» REQUIREMENTS: Write every record out again exactly as given.

» RAW RECORDS:
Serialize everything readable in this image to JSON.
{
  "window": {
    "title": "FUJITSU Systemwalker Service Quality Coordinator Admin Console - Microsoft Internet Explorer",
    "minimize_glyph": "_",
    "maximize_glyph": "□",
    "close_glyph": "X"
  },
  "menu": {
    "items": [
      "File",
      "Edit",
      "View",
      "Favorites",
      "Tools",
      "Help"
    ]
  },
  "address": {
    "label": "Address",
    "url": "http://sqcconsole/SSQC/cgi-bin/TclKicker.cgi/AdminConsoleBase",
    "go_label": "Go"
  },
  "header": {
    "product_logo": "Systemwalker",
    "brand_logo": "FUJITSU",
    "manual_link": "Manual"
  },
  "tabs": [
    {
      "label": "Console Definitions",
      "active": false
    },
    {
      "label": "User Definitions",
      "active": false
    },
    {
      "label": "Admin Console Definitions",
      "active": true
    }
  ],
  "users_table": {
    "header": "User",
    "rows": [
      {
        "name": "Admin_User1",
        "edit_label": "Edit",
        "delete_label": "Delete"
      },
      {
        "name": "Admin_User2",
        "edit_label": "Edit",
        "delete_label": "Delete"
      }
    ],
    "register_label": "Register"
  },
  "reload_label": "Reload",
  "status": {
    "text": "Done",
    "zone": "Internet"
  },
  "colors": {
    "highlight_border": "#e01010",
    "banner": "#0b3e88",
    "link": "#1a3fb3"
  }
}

» COMPLETE ANSWER:
Serialize everything readable in this image to JSON.
{
  "window": {
    "title": "FUJITSU Systemwalker Service Quality Coordinator Admin Console - Microsoft Internet Explorer",
    "minimize_glyph": "_",
    "maximize_glyph": "□",
    "close_glyph": "X"
  },
  "menu": {
    "items": [
      "File",
      "Edit",
      "View",
      "Favorites",
      "Tools",
      "Help"
    ]
  },
  "address": {
    "label": "Address",
    "url": "http://sqcconsole/SSQC/cgi-bin/TclKicker.cgi/AdminConsoleBase",
    "go_label": "Go"
  },
  "header": {
    "product_logo": "Systemwalker",
    "brand_logo": "FUJITSU",
    "manual_link": "Manual"
  },
  "tabs": [
    {
      "label": "Console Definitions",
      "active": false
    },
    {
      "label": "User Definitions",
      "active": false
    },
    {
      "label": "Admin Console Definitions",
      "active": true
    }
  ],
  "users_table": {
    "header": "User",
    "rows": [
      {
        "name": "Admin_User1",
        "edit_label": "Edit",
        "delete_label": "Delete"
      },
      {
        "name": "Admin_User2",
        "edit_label": "Edit",
        "delete_label": "Delete"
      }
    ],
    "register_label": "Register"
  },
  "reload_label": "Reload",
  "status": {
    "text": "Done",
    "zone": "Internet"
  },
  "colors": {
    "highlight_border": "#e01010",
    "banner": "#0b3e88",
    "link": "#1a3fb3"
  }
}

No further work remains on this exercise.